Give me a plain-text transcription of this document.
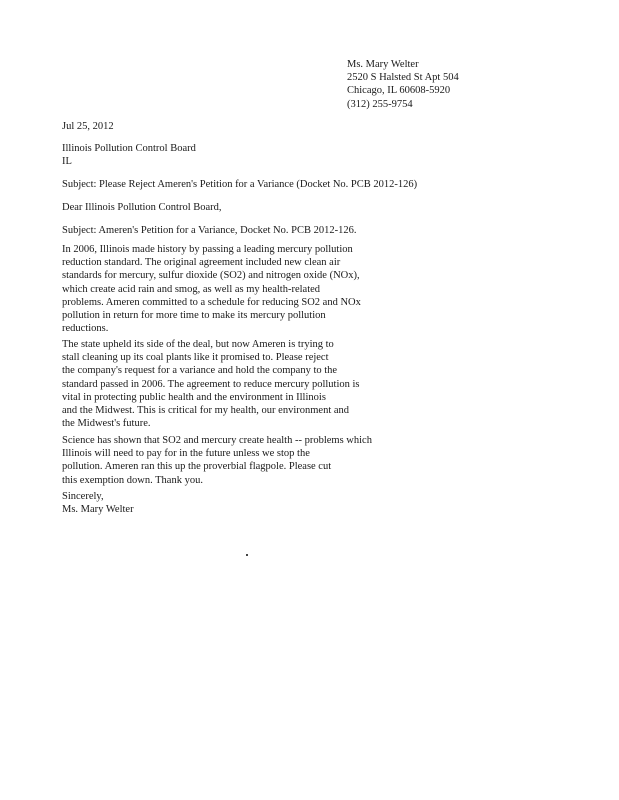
Ms. Mary Welter
2520 S Halsted St Apt 504
Chicago, IL 60608-5920
(312) 255-9754
Jul 25, 2012
Illinois Pollution Control Board
IL
Subject: Please Reject Ameren's Petition for a Variance (Docket No. PCB 2012-126)
Dear Illinois Pollution Control Board,
Subject: Ameren's Petition for a Variance, Docket No. PCB 2012-126.
In 2006, Illinois made history by passing a leading mercury pollution
reduction standard. The original agreement included new clean air
standards for mercury, sulfur dioxide (SO2) and nitrogen oxide (NOx),
which create acid rain and smog, as well as my health-related
problems. Ameren committed to a schedule for reducing SO2 and NOx
pollution in return for more time to make its mercury pollution
reductions.
The state upheld its side of the deal, but now Ameren is trying to
stall cleaning up its coal plants like it promised to. Please reject
the company's request for a variance and hold the company to the
standard passed in 2006. The agreement to reduce mercury pollution is
vital in protecting public health and the environment in Illinois
and the Midwest. This is critical for my health, our environment and
the Midwest's future.
Science has shown that SO2 and mercury create health -- problems which
Illinois will need to pay for in the future unless we stop the
pollution. Ameren ran this up the proverbial flagpole. Please cut
this exemption down. Thank you.
Sincerely,
Ms. Mary Welter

Exercise directions: Pictures are to be left out; all else in the entries above is to be quoted exactly.

Response:
Give me a plain-text transcription of this document.
Ms. Mary Welter
2520 S Halsted St Apt 504
Chicago, IL 60608-5920
(312) 255-9754
Jul 25, 2012
Illinois Pollution Control Board
IL
Subject: Please Reject Ameren's Petition for a Variance (Docket No. PCB 2012-126)
Dear Illinois Pollution Control Board,
Subject: Ameren's Petition for a Variance, Docket No. PCB 2012-126.
In 2006, Illinois made history by passing a leading mercury pollution
reduction standard. The original agreement included new clean air
standards for mercury, sulfur dioxide (SO2) and nitrogen oxide (NOx),
which create acid rain and smog, as well as my health-related
problems. Ameren committed to a schedule for reducing SO2 and NOx
pollution in return for more time to make its mercury pollution
reductions.
The state upheld its side of the deal, but now Ameren is trying to
stall cleaning up its coal plants like it promised to. Please reject
the company's request for a variance and hold the company to the
standard passed in 2006. The agreement to reduce mercury pollution is
vital in protecting public health and the environment in Illinois
and the Midwest. This is critical for my health, our environment and
the Midwest's future.
Science has shown that SO2 and mercury create health -- problems which
Illinois will need to pay for in the future unless we stop the
pollution. Ameren ran this up the proverbial flagpole. Please cut
this exemption down. Thank you.
Sincerely,
Ms. Mary Welter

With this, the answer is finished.